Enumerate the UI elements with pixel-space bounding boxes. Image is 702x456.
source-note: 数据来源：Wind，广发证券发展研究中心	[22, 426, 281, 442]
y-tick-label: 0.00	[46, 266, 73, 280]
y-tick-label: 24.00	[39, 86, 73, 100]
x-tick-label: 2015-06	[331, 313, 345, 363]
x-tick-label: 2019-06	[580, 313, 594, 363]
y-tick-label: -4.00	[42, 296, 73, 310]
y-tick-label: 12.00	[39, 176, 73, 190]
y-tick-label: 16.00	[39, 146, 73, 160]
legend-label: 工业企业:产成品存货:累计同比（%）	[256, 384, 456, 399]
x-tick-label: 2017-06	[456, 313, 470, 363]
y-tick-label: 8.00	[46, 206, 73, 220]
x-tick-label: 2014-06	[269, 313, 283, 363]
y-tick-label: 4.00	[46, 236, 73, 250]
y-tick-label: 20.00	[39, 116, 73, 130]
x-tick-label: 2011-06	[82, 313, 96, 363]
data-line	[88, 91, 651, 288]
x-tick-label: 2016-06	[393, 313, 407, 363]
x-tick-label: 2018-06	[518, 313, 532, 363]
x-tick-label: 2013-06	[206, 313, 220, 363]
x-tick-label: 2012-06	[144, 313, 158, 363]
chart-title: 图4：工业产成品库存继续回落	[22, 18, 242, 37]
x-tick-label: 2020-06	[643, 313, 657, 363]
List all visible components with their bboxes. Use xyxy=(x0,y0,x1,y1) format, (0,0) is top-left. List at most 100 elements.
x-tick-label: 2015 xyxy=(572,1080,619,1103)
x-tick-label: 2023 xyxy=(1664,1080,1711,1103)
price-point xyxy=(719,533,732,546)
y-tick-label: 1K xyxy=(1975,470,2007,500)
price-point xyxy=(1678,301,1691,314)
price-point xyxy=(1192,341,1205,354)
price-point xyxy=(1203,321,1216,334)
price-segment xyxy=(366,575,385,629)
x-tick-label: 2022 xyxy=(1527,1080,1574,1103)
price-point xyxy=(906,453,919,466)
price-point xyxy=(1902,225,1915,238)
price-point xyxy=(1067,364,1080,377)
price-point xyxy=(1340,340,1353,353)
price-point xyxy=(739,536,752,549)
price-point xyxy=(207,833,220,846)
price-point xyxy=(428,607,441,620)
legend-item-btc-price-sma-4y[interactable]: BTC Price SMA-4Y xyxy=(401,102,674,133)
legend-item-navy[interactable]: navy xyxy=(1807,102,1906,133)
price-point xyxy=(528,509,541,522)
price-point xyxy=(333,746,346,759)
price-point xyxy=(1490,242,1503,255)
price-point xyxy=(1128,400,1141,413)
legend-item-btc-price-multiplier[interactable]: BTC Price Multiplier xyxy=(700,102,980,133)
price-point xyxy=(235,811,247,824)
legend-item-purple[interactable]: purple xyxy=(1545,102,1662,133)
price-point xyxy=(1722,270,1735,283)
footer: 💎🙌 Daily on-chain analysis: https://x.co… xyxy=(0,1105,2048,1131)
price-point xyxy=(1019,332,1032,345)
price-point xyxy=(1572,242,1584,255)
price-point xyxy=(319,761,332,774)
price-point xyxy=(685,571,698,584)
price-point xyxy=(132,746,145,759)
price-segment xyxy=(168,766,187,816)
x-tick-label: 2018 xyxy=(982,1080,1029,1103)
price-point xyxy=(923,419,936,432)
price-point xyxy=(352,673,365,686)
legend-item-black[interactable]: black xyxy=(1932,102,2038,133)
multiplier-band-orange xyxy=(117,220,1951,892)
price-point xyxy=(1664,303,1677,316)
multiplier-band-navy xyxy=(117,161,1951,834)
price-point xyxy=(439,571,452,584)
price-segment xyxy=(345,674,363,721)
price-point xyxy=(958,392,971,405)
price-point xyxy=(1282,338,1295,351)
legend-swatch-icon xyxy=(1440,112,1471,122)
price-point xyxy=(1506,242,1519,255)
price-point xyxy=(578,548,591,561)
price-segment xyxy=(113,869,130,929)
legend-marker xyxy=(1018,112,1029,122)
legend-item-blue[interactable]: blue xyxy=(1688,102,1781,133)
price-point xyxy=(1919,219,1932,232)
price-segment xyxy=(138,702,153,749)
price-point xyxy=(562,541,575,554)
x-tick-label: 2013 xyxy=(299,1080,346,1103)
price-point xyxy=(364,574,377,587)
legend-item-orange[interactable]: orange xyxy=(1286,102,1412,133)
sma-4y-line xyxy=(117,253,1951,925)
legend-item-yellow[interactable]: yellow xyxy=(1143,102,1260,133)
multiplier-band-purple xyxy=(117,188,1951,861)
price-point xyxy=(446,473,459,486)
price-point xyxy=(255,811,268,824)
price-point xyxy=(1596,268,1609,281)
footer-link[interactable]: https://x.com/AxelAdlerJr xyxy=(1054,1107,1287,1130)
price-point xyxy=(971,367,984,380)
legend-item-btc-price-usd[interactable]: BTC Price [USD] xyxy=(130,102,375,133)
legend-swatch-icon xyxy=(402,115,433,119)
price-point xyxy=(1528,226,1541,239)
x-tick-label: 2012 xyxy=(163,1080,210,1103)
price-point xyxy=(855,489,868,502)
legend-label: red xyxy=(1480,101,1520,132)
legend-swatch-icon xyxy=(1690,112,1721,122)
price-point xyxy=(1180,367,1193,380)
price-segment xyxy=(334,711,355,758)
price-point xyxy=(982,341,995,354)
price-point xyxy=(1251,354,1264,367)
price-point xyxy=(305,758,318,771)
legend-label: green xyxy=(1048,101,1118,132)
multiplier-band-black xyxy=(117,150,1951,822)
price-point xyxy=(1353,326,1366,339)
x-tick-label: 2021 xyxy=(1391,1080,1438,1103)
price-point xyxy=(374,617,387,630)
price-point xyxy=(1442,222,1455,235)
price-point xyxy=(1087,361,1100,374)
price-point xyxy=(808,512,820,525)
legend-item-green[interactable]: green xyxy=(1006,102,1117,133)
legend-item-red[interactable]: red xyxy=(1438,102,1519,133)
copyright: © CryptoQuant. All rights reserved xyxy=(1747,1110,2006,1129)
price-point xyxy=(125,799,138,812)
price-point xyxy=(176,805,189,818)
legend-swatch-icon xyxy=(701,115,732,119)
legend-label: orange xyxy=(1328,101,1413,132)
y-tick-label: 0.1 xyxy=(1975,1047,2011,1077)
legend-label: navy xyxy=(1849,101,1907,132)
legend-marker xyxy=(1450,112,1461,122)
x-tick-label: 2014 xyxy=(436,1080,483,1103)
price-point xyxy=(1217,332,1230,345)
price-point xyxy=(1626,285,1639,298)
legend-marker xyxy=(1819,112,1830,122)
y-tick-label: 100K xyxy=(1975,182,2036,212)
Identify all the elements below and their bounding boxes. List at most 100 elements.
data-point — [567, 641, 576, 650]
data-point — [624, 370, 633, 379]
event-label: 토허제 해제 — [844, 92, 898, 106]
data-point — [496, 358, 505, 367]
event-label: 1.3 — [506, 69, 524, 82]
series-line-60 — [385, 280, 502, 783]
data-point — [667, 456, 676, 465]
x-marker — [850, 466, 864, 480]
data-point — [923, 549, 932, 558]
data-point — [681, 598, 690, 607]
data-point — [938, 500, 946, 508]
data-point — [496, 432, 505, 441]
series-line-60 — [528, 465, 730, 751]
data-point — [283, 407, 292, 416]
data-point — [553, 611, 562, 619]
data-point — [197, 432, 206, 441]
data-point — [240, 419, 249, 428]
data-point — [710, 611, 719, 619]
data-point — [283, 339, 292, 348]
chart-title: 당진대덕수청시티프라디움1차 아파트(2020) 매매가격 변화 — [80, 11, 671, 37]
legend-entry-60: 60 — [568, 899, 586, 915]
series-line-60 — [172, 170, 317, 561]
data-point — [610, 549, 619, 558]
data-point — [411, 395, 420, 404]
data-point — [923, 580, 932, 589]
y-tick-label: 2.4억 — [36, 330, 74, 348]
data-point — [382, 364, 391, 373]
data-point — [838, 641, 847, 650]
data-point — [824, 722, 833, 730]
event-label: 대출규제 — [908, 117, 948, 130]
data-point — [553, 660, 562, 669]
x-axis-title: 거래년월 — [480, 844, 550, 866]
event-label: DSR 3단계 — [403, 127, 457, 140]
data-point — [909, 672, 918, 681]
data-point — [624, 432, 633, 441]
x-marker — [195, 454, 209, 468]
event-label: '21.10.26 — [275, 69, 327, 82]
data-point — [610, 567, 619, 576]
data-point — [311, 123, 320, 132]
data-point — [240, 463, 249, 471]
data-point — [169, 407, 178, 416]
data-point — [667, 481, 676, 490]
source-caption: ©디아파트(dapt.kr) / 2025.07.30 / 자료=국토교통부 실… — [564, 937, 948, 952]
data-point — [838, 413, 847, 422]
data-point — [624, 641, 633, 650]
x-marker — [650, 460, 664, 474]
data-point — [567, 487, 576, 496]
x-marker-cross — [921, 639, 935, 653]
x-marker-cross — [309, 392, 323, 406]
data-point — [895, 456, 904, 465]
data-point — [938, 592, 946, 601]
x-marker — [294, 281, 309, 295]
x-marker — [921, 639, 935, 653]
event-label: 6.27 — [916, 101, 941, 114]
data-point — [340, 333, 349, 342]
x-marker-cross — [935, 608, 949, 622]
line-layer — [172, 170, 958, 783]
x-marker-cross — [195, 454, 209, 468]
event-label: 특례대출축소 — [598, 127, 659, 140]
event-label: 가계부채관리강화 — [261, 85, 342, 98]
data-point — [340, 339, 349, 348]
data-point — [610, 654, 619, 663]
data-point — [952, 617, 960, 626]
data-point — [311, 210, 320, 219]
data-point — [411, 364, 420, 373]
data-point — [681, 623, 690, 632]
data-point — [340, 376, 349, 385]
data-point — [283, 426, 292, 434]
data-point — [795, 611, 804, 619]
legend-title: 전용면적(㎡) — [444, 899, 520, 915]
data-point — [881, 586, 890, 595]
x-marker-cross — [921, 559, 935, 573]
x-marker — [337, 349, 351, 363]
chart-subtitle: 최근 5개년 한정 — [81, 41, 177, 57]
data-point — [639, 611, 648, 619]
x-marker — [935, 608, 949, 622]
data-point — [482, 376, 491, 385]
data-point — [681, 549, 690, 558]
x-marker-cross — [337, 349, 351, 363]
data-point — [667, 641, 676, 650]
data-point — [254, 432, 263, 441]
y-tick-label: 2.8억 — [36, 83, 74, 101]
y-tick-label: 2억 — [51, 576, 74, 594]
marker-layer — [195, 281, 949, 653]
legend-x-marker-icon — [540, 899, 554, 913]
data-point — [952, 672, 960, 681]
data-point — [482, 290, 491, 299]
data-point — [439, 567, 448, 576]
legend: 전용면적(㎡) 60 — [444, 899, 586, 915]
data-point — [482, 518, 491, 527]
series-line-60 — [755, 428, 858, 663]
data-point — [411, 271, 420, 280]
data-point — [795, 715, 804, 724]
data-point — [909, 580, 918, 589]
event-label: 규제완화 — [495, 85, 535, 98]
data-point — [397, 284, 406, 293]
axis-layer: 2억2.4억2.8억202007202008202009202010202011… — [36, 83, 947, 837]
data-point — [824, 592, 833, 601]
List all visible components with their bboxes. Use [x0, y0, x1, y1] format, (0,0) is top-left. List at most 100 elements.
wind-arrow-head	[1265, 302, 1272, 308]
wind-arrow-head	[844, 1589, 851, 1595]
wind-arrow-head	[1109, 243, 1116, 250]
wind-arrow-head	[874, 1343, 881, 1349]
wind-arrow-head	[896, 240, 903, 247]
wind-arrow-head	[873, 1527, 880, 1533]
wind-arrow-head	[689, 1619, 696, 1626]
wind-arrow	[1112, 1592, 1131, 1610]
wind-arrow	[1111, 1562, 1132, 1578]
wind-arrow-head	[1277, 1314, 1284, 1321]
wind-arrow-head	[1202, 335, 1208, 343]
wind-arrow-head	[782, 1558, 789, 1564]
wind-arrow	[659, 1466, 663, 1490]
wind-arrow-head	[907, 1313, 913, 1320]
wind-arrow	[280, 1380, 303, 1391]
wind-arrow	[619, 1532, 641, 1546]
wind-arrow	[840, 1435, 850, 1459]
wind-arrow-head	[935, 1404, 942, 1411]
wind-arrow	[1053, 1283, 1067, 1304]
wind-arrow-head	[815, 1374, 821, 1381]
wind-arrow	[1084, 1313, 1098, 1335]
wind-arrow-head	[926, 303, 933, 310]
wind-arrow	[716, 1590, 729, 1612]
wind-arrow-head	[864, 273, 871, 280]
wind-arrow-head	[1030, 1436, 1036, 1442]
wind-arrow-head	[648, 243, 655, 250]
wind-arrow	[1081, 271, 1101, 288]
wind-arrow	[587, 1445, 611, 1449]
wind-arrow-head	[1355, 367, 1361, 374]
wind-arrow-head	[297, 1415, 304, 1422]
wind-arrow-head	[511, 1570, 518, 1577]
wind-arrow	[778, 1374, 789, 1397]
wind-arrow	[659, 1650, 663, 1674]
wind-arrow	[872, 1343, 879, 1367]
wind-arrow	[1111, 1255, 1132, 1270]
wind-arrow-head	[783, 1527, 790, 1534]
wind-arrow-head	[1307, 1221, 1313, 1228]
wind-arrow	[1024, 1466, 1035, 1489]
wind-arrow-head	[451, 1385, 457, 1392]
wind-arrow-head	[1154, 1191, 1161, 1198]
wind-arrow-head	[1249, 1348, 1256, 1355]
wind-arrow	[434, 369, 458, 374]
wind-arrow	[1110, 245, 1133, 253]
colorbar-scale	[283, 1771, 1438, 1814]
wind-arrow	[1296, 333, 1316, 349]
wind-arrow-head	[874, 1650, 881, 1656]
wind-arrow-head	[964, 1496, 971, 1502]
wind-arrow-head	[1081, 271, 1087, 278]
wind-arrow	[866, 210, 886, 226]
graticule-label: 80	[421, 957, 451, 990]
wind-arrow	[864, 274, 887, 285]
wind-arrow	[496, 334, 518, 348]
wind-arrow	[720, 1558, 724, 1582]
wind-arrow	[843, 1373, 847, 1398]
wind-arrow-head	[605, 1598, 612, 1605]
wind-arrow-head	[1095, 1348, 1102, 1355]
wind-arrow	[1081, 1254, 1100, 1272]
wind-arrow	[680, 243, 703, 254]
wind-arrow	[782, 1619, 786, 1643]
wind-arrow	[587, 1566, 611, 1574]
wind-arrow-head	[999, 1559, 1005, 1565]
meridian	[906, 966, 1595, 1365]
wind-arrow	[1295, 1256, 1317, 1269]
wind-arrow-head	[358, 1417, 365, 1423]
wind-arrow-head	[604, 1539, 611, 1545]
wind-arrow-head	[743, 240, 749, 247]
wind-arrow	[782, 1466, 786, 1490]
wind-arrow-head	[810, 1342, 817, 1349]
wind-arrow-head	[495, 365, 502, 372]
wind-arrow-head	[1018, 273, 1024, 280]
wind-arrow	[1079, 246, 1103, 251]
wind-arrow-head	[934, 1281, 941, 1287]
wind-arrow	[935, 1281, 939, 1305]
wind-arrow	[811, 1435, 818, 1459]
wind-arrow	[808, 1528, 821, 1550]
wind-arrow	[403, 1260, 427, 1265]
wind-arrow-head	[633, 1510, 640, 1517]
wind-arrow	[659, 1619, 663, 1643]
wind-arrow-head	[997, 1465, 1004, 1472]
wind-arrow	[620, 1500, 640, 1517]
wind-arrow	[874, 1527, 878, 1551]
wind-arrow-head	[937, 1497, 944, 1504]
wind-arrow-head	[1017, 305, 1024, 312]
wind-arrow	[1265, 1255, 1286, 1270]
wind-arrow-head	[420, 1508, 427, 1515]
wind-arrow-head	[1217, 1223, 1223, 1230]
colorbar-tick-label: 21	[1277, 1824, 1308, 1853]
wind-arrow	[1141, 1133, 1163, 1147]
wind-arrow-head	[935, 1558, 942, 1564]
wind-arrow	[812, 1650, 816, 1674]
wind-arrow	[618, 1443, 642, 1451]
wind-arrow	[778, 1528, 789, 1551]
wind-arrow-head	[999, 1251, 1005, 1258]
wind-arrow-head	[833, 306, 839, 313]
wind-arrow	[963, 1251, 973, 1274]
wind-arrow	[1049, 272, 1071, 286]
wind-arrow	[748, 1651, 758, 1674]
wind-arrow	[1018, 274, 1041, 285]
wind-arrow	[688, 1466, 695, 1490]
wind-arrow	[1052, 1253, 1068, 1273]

> AIM OF THE TASK: Pull out the lines of the data from the very first one through the line containing "313, 594, 363]", both included, and reproduce them without any change.

> RESPONSE TO THE EXERCISE:
Enumerate the UI elements with pixel-space bounding boxes. Image is 702x456.
source-note: 数据来源：Wind，广发证券发展研究中心	[22, 426, 281, 442]
y-tick-label: 0.00	[46, 266, 73, 280]
y-tick-label: 24.00	[39, 86, 73, 100]
x-tick-label: 2015-06	[331, 313, 345, 363]
x-tick-label: 2019-06	[580, 313, 594, 363]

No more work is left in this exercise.